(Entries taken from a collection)
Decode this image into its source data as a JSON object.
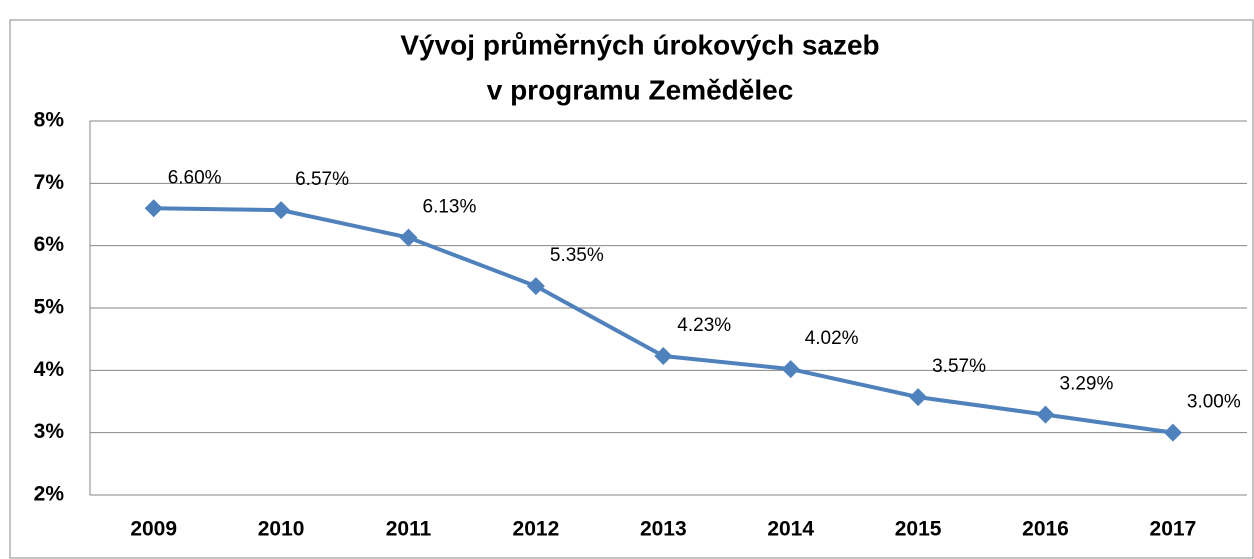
{
  "chart_data": {
    "type": "line",
    "title": [
      "Vývoj průměrných úrokových sazeb",
      "v programu Zemědělec"
    ],
    "categories": [
      "2009",
      "2010",
      "2011",
      "2012",
      "2013",
      "2014",
      "2015",
      "2016",
      "2017"
    ],
    "series": [
      {
        "color": "#4f81bd",
        "values": [
          6.6,
          6.57,
          6.13,
          5.35,
          4.23,
          4.02,
          3.57,
          3.29,
          3.0
        ],
        "value_labels": [
          "6.60%",
          "6.57%",
          "6.13%",
          "5.35%",
          "4.23%",
          "4.02%",
          "3.57%",
          "3.29%",
          "3.00%"
        ]
      }
    ],
    "ylim": [
      2,
      8
    ],
    "yticks": [
      {
        "value": 2,
        "label": "2%"
      },
      {
        "value": 3,
        "label": "3%"
      },
      {
        "value": 4,
        "label": "4%"
      },
      {
        "value": 5,
        "label": "5%"
      },
      {
        "value": 6,
        "label": "6%"
      },
      {
        "value": 7,
        "label": "7%"
      },
      {
        "value": 8,
        "label": "8%"
      }
    ],
    "grid": true
  }
}
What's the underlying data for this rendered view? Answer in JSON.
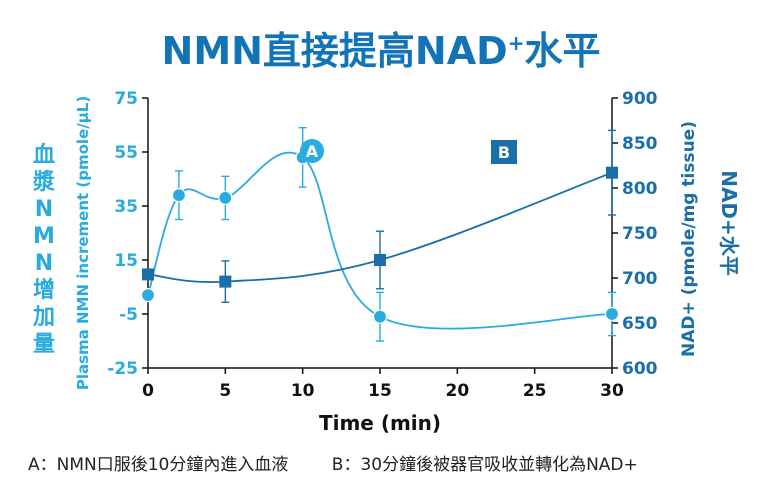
{
  "title": "NMN直接提高NAD+水平",
  "captions": [
    "A：NMN口服後10分鐘內進入血液",
    "B：30分鐘後被器官吸收並轉化為NAD+"
  ],
  "chart_data": {
    "type": "line",
    "title": "NMN直接提高NAD+水平",
    "xlabel": "Time (min)",
    "x_ticks": [
      0,
      5,
      10,
      15,
      20,
      25,
      30
    ],
    "xlim": [
      0,
      30
    ],
    "left_axis": {
      "label_cjk": "血漿NMN增加量",
      "label_en": "Plasma NMN increment (pmole/μL)",
      "ylim": [
        -25,
        75
      ],
      "ticks": [
        -25,
        -5,
        15,
        35,
        55,
        75
      ],
      "color": "#29abe2"
    },
    "right_axis": {
      "label_cjk": "NAD+水平",
      "label_en": "NAD+ (pmole/mg tissue)",
      "ylim": [
        600,
        900
      ],
      "ticks": [
        600,
        650,
        700,
        750,
        800,
        850,
        900
      ],
      "color": "#1a6fa8"
    },
    "series": [
      {
        "name": "A",
        "axis": "left",
        "marker": "circle",
        "color": "#29abe2",
        "x": [
          0,
          2,
          5,
          10,
          15,
          30
        ],
        "y": [
          2,
          39,
          38,
          53,
          -6,
          -5
        ],
        "err": [
          0,
          9,
          8,
          11,
          9,
          8
        ],
        "label": "A"
      },
      {
        "name": "B",
        "axis": "right",
        "marker": "square",
        "color": "#1a6fa8",
        "x": [
          0,
          5,
          15,
          30
        ],
        "y": [
          704,
          696,
          720,
          817
        ],
        "err": [
          0,
          23,
          32,
          47
        ],
        "label": "B"
      }
    ],
    "grid": false
  }
}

(Written exercise) Find all lines where the word "title" appears. Copy them.

(Complete answer)
    "title": [
  "title": "NMN直接提高NAD+水平",
    "title": "NMN直接提高NAD+水平",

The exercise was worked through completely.